- _WHAT YOU NEED TO DO_:
Pull each line containing "komponent" out of the data and copy it.

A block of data
-- -- --

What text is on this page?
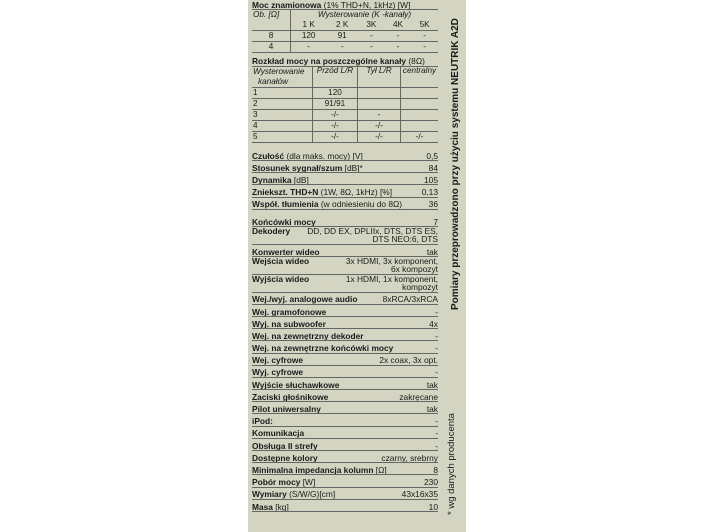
Moc znamionowa (1% THD+N, 1kHz) [W]
Ob. [Ω]	Wysterowanie (K -kanały)				
	1 K	2 K	3K	4K	5K
8	120	91	-	-	-
4	-	-	-	-	-
Rozkład mocy na poszczególne kanały (8Ω)
Wysterowanie	Przód L/R	Tył L/R	centralny
kanałów			
1	120		
2	91/91		
3	-/-	-	
4	-/-	-/-	
5	-/-	-/-	-/-
Czułość (dla maks. mocy) [V]	0,5
Stosunek sygnał/szum [dB]*	84
Dynamika [dB]	105
Zniekszt. THD+N (1W, 8Ω, 1kHz) [%]	0,13
Współ. tłumienia (w odniesieniu do 8Ω)	36
Końcówki mocy	7
Dekodery DD, DD EX, DPLIIx, DTS, DTS ES,
DTS NEO:6, DTS
Konwerter wideo	tak
Wejścia wideo	3x HDMI, 3x komponent,
6x kompozyt
Wyjścia wideo	1x HDMI, 1x komponent,
kompozyt
Wej./wyj. analogowe audio	8xRCA/3xRCA
Wej. gramofonowe	-
Wyj. na subwoofer	4x
Wej. na zewnętrzny dekoder	-
Wej. na zewnętrzne końcówki mocy	-
Wej. cyfrowe	2x coax, 3x opt.
Wyj. cyfrowe	-
Wyjście słuchawkowe	tak
Zaciski głośnikowe	zakręcane
Pilot uniwersalny	tak
iPod:	-
Komunikacja	-
Obsługa II strefy	-
Dostępne kolory	czarny, srebrny
Minimalna impedancja kolumn [Ω]	8
Pobór mocy [W]	230
Wymiary (S/W/G)[cm]	43x16x35
Masa [kg]	10
Pomiary przeprowadzono przy użyciu systemu NEUTRIK A2D
* wg danych producenta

-- -- --

- _RESULT OF THIS TASK_:
Wejścia wideo	3x HDMI, 3x komponent,
Wyjścia wideo	1x HDMI, 1x komponent,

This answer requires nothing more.